Data excerpts:

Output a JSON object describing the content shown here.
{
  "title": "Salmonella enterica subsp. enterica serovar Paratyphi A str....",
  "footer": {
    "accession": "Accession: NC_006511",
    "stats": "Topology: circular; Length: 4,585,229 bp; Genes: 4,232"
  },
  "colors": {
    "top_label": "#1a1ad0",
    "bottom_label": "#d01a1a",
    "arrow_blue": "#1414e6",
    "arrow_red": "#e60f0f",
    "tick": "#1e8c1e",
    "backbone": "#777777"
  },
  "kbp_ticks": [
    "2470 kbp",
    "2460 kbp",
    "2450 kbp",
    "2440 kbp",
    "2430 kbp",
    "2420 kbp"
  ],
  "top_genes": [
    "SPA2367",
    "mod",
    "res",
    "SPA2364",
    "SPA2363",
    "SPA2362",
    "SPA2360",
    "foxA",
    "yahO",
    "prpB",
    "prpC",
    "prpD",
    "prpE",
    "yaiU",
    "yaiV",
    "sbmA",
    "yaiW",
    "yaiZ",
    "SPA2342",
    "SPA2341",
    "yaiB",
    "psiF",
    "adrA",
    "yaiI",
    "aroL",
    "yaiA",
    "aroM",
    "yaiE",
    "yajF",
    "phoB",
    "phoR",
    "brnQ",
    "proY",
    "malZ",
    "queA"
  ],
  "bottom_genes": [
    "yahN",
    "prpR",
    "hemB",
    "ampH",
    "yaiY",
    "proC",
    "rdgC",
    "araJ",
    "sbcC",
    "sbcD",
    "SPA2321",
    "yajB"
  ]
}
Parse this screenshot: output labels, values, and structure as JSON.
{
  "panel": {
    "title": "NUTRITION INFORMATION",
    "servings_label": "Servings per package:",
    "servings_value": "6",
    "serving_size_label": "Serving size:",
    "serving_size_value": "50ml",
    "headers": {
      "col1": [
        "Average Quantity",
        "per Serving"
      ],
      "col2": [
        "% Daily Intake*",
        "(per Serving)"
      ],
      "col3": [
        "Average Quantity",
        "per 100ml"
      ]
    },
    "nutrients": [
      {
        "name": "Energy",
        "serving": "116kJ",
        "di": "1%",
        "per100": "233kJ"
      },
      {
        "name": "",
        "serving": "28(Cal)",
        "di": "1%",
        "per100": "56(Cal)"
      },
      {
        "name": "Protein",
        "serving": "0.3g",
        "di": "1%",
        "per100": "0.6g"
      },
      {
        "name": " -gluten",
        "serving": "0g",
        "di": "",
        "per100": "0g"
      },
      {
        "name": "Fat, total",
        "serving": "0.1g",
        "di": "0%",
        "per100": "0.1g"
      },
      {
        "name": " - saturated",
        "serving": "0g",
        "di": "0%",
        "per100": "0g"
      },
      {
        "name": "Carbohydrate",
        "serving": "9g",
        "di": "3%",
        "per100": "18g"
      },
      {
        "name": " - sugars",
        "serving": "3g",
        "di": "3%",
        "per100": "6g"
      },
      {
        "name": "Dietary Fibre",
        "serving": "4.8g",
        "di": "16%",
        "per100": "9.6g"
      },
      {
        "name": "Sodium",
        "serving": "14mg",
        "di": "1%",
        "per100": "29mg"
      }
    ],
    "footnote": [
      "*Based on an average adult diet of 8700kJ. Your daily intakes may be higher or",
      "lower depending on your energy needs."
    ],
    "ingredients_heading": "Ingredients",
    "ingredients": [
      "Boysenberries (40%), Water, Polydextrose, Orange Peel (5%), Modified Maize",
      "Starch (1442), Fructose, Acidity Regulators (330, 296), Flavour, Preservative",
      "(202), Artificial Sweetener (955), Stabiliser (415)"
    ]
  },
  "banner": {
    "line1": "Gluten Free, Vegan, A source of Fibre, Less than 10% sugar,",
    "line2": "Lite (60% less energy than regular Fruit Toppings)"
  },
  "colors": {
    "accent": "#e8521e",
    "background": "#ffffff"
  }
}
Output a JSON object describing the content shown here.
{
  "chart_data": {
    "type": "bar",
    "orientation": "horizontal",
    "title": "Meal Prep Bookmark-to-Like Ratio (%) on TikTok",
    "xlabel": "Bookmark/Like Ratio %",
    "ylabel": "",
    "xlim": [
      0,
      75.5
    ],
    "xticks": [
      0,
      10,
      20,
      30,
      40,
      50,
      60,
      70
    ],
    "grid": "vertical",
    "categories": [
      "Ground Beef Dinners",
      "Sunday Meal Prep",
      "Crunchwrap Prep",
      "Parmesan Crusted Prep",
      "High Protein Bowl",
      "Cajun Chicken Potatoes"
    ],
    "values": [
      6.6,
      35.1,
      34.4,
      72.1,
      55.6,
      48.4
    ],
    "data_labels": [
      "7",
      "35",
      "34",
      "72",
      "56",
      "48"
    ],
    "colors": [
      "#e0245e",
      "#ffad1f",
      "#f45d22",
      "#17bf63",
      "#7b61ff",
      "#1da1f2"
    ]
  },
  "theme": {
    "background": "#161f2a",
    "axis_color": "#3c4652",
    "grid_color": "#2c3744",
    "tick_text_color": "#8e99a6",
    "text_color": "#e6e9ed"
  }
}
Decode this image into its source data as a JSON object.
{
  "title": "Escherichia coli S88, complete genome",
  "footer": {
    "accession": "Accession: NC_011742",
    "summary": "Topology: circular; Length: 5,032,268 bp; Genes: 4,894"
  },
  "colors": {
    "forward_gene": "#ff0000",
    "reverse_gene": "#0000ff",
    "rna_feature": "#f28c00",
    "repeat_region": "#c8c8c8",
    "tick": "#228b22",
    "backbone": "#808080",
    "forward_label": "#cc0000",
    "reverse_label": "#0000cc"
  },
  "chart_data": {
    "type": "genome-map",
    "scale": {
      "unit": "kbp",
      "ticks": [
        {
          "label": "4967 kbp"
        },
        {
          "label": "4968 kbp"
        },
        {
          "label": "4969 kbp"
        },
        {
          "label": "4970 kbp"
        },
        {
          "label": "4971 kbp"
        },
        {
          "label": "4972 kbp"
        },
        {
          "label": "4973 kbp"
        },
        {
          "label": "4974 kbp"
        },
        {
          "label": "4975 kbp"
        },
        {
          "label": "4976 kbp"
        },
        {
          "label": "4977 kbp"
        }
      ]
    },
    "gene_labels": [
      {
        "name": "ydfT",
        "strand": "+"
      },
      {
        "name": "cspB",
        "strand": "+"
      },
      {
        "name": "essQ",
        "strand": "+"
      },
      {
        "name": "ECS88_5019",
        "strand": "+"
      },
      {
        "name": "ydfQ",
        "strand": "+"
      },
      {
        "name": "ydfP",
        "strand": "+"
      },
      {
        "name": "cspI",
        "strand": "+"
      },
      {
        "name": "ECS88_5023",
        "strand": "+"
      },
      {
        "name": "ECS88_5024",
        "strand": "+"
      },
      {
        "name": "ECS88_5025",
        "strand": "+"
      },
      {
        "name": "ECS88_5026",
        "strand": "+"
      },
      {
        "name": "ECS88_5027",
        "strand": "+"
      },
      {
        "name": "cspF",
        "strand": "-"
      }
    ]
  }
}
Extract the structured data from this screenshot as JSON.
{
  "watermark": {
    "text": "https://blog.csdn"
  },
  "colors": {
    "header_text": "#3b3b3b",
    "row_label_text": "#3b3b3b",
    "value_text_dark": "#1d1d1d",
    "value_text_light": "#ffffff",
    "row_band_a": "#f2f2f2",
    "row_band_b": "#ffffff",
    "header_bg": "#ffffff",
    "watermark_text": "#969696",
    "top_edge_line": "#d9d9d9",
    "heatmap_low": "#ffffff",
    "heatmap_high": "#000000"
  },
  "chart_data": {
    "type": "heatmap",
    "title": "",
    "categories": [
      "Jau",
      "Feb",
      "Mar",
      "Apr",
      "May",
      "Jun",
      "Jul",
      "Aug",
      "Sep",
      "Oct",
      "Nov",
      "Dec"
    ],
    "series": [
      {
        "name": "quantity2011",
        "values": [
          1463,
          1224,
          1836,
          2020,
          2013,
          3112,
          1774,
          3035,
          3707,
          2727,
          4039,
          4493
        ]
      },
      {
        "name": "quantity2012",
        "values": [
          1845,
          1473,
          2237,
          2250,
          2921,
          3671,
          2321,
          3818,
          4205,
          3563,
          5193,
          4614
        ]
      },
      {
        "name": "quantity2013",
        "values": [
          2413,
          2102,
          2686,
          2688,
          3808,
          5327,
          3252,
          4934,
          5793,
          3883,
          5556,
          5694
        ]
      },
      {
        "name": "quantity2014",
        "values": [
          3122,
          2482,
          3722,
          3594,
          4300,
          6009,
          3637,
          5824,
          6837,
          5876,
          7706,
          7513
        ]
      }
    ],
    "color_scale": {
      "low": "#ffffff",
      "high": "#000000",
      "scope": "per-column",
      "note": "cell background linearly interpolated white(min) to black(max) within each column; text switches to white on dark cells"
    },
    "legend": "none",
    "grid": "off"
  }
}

Work task: Look through the entries above, and wherever a line holds the string "Topology", copy it.

Answer box:
    "stats": "Topology: circular; Length: 4,585,229 bp; Genes: 4,232"
    "summary": "Topology: circular; Length: 5,032,268 bp; Genes: 4,894"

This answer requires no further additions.